§ **WORK TO DO**: Collect every line that includes the string "квалификации".

§ **Extracted records**:
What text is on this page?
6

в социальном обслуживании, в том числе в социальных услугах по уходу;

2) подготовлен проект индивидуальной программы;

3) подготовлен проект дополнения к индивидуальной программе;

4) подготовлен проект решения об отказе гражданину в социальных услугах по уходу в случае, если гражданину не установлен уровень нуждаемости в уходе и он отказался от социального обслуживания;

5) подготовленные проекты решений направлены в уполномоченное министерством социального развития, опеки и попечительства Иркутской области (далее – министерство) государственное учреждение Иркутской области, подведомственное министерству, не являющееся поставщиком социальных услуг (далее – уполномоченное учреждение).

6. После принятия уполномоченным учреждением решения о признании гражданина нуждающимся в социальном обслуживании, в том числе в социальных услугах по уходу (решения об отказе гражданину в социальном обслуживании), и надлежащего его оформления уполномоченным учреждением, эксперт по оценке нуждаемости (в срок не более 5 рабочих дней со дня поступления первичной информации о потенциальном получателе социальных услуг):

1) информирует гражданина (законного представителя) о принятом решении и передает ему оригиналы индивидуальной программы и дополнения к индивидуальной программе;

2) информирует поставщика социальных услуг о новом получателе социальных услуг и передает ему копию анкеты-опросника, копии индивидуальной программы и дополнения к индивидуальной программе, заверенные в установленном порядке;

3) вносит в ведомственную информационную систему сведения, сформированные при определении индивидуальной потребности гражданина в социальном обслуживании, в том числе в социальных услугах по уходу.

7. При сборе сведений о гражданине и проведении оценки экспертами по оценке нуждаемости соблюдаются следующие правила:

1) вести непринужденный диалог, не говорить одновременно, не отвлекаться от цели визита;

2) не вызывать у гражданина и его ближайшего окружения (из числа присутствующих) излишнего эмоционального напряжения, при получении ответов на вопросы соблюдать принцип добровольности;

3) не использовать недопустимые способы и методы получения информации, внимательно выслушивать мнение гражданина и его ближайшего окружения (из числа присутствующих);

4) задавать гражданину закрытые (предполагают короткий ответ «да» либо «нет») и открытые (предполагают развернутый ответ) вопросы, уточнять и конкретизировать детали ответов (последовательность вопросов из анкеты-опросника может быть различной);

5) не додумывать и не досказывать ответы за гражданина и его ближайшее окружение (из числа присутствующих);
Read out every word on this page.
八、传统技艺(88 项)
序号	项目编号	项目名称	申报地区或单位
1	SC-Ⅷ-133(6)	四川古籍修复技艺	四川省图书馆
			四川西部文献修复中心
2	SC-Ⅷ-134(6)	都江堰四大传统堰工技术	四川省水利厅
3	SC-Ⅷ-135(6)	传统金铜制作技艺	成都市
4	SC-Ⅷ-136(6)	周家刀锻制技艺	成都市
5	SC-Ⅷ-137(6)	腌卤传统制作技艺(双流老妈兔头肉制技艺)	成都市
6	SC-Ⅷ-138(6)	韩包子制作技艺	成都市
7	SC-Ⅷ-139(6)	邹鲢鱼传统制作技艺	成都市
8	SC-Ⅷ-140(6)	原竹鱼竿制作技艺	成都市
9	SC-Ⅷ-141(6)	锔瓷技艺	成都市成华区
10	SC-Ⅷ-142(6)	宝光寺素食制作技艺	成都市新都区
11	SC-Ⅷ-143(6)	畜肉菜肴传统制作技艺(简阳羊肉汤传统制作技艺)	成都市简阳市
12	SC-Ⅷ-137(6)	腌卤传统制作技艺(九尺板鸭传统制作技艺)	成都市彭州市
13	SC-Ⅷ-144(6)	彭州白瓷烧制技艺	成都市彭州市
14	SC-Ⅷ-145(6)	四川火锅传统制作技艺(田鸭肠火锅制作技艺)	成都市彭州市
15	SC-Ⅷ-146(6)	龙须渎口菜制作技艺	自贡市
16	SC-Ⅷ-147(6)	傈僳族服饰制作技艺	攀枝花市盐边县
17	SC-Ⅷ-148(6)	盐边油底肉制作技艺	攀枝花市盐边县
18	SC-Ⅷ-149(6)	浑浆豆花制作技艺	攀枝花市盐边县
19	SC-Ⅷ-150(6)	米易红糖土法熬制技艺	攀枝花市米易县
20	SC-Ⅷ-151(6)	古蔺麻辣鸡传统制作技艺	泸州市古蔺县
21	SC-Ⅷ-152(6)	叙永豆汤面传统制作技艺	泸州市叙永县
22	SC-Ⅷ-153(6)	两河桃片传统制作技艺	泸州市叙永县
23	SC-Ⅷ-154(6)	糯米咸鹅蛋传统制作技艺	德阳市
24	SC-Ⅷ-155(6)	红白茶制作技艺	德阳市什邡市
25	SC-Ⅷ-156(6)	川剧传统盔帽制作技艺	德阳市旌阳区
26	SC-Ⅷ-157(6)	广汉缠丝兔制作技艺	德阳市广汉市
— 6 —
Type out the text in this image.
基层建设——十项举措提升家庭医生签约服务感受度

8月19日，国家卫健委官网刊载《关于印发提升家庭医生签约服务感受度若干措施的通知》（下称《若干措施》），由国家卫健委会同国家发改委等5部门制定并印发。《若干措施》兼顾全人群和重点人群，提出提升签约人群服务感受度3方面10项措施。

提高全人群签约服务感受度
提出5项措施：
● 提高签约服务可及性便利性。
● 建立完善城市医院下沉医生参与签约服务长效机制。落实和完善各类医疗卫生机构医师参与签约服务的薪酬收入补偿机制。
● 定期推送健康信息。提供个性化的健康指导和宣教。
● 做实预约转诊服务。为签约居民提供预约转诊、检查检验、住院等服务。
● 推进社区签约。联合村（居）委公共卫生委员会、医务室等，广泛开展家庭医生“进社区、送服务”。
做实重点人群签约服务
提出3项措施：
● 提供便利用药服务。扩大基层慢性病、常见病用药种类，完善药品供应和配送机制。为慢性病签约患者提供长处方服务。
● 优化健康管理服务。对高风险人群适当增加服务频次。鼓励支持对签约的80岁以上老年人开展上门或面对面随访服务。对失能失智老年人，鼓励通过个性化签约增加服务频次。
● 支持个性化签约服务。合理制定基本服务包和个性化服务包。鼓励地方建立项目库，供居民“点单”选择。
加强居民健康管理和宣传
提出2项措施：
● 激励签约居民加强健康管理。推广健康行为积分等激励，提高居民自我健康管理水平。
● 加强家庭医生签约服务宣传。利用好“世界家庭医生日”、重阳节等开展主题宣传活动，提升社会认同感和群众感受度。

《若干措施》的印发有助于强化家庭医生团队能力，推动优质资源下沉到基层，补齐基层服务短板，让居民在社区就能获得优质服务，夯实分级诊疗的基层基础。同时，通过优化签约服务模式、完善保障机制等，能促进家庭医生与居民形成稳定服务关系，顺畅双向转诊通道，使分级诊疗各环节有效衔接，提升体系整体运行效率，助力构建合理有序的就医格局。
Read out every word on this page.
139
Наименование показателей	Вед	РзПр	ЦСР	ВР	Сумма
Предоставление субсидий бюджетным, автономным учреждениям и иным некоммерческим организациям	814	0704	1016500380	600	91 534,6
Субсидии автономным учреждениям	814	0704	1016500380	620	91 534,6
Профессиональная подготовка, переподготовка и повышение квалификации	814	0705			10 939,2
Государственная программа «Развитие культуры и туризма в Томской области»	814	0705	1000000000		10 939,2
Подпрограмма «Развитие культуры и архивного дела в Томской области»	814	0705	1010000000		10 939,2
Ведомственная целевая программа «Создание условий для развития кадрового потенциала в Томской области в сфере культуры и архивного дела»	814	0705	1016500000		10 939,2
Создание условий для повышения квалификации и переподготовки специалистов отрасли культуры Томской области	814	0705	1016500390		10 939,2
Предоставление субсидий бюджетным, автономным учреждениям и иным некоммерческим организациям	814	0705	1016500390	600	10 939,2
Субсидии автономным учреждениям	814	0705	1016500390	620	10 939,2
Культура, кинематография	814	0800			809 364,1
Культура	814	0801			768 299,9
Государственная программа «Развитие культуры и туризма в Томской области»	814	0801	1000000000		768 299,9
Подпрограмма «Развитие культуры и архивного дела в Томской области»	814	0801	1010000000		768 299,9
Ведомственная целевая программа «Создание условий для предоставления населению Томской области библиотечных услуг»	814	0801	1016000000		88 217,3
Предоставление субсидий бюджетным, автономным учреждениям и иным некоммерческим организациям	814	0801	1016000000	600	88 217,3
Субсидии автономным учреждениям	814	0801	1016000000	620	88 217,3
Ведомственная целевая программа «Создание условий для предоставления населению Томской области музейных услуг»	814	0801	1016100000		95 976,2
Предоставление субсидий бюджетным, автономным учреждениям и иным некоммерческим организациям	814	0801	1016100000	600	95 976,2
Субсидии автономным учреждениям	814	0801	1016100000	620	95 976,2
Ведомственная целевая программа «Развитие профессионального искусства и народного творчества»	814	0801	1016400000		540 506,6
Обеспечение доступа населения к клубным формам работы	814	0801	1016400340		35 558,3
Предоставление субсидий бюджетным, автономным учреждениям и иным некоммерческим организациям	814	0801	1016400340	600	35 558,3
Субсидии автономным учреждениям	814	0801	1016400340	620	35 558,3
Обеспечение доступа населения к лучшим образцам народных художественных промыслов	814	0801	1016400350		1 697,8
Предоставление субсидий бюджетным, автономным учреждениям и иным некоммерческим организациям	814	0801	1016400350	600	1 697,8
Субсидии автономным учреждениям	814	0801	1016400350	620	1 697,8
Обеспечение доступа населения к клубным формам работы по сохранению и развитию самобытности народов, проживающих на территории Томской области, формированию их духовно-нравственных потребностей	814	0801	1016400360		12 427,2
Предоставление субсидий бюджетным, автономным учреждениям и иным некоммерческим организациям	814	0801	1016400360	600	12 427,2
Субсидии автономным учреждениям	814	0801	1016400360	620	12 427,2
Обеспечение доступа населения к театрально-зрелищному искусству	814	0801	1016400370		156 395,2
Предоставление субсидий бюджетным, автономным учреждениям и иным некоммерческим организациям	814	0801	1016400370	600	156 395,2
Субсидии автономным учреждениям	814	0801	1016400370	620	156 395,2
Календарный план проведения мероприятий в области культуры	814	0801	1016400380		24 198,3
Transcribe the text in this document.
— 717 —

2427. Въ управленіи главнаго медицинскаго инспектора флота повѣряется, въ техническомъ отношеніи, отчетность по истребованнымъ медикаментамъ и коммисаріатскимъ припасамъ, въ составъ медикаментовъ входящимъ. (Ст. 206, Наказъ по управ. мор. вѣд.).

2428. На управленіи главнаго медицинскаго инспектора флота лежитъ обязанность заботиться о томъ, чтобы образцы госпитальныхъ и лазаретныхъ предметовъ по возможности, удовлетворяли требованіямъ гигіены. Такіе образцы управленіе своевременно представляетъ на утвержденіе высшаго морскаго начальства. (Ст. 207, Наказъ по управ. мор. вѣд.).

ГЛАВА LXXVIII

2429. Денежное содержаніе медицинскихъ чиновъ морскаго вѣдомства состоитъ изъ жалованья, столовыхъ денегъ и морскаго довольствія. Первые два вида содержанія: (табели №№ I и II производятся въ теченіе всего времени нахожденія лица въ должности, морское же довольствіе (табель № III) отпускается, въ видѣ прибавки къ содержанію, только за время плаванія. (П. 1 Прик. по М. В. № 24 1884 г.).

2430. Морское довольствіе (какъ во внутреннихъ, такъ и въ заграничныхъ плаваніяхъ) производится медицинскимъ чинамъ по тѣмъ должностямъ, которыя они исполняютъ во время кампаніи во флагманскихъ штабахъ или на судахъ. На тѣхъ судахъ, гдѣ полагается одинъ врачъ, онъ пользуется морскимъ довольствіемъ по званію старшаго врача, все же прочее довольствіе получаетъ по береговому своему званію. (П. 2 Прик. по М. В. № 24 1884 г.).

§ **SOLVED PROBLEM**:
Профессиональная подготовка, переподготовка и повышение квалификации	814	0705			10 939,2
Создание условий для повышения квалификации и переподготовки специалистов отрасли культуры Томской области	814	0705	1016500390		10 939,2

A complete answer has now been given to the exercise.